— start INPUT —
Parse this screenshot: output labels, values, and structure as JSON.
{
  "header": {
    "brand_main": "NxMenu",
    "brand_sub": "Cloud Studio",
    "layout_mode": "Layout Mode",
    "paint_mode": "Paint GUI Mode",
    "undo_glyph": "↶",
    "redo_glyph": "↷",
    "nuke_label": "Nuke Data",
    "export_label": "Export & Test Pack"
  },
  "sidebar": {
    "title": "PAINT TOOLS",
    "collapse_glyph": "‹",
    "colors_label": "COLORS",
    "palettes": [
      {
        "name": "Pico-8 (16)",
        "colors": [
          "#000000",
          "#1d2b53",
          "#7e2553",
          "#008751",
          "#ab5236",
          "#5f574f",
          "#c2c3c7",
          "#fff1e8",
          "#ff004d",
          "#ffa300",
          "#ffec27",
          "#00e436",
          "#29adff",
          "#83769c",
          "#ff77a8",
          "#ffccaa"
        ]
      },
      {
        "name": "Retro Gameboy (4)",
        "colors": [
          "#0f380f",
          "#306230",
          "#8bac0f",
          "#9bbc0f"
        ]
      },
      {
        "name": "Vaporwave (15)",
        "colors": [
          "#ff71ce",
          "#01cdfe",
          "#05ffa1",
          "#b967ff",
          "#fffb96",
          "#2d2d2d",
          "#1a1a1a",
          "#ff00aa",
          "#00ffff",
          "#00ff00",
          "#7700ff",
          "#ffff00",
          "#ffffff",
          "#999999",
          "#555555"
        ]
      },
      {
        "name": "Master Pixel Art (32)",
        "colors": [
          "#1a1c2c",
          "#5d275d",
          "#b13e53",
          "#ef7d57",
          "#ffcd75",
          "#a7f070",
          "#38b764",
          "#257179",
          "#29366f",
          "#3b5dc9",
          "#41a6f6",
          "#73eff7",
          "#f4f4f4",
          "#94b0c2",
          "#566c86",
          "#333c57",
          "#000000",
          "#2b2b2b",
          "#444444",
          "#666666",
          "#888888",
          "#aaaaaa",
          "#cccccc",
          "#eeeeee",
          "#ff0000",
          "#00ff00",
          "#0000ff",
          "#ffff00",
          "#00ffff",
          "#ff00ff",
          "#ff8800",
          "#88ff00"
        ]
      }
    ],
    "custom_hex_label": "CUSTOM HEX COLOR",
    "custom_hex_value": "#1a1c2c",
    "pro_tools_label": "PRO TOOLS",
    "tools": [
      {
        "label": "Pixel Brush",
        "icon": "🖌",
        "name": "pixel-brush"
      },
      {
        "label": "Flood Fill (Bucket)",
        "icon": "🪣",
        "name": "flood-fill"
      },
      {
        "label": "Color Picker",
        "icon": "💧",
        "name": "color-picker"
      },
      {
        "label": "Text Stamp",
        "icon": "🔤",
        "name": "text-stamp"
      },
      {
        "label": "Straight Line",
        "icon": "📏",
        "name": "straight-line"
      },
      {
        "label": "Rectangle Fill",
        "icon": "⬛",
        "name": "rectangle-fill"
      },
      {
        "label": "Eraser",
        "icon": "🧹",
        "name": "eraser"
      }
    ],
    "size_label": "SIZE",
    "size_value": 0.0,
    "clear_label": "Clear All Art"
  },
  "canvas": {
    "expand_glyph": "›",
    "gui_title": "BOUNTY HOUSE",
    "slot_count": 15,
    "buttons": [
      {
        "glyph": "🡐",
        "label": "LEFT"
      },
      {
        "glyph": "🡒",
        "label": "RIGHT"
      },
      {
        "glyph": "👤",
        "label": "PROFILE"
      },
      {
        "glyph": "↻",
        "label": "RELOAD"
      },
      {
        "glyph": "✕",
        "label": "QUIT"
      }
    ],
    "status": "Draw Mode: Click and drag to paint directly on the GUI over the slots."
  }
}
— end INPUT —
= WHAT THIS TASK INVOLVES =
Tally the lines containing "Mode". Provide the number without any other words.

= RESULT OF THE EXERCISE =
3